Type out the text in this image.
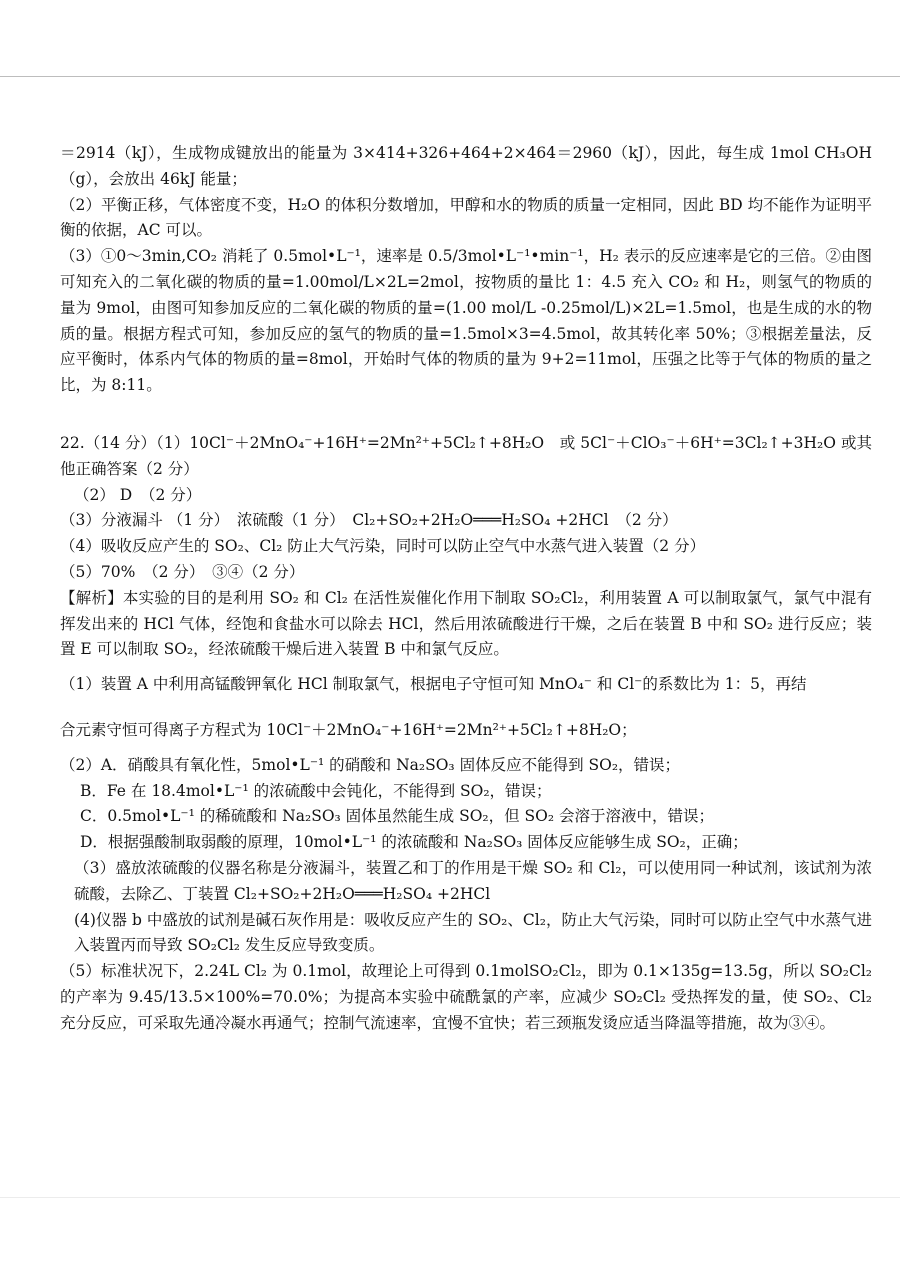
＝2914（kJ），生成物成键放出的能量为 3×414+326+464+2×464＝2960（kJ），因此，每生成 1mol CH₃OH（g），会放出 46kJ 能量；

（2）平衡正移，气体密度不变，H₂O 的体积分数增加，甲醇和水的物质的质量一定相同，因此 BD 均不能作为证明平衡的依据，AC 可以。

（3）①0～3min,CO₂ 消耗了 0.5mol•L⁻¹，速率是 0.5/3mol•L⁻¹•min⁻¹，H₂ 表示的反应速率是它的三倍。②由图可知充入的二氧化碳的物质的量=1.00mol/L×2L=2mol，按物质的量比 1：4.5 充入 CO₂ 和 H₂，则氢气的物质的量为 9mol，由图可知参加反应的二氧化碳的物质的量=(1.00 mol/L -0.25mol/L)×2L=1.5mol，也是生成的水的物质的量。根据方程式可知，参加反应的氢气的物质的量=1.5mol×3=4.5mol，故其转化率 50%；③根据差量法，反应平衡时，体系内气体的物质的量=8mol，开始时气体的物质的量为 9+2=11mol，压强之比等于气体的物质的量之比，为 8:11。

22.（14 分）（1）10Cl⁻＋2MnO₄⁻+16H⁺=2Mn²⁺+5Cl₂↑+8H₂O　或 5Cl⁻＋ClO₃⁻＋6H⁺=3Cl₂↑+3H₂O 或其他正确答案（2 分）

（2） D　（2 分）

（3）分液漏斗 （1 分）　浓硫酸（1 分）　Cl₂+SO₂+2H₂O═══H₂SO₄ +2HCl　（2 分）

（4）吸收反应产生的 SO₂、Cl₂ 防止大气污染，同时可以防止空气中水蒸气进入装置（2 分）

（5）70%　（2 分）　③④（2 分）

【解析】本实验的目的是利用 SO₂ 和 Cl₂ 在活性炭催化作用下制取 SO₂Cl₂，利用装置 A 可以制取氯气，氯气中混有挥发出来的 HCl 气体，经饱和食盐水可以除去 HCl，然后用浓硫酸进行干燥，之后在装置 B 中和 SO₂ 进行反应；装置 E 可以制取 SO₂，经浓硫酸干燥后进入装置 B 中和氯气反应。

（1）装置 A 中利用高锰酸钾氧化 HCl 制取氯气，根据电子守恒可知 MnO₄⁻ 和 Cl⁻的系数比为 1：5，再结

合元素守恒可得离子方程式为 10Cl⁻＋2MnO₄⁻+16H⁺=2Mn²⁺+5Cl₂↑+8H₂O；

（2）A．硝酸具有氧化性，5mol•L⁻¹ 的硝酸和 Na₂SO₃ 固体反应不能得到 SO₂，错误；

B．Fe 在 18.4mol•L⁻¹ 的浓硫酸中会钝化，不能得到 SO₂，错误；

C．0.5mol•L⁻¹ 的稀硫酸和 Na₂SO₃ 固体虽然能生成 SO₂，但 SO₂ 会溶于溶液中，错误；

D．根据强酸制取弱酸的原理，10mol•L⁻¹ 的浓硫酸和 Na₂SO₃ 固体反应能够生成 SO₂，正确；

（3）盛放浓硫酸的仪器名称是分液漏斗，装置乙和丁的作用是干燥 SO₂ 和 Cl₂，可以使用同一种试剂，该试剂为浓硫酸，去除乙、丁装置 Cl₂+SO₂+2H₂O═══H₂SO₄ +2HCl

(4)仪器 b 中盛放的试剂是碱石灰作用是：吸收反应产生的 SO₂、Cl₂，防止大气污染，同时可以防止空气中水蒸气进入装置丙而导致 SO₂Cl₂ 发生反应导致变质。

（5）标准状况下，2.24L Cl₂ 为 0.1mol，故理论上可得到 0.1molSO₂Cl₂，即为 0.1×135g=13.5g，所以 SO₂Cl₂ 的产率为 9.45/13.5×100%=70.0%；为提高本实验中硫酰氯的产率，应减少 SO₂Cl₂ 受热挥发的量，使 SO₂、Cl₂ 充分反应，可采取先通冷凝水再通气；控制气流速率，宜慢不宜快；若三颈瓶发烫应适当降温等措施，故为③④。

○ ○ ○ ○ ○

### [What the task requires]
Show the lines of the records that contain the word "SO₂Cl₂".

### [Exercise answer]
【解析】本实验的目的是利用 SO₂ 和 Cl₂ 在活性炭催化作用下制取 SO₂Cl₂，利用装置 A 可以制取氯气，氯气中混有挥发出来的 HCl 气体，经饱和食盐水可以除去 HCl，然后用浓硫酸进行干燥，之后在装置 B 中和 SO₂ 进行反应；装置 E 可以制取 SO₂，经浓硫酸干燥后进入装置 B 中和氯气反应。
(4)仪器 b 中盛放的试剂是碱石灰作用是：吸收反应产生的 SO₂、Cl₂，防止大气污染，同时可以防止空气中水蒸气进入装置丙而导致 SO₂Cl₂ 发生反应导致变质。
（5）标准状况下，2.24L Cl₂ 为 0.1mol，故理论上可得到 0.1molSO₂Cl₂，即为 0.1×135g=13.5g，所以 SO₂Cl₂ 的产率为 9.45/13.5×100%=70.0%；为提高本实验中硫酰氯的产率，应减少 SO₂Cl₂ 受热挥发的量，使 SO₂、Cl₂ 充分反应，可采取先通冷凝水再通气；控制气流速率，宜慢不宜快；若三颈瓶发烫应适当降温等措施，故为③④。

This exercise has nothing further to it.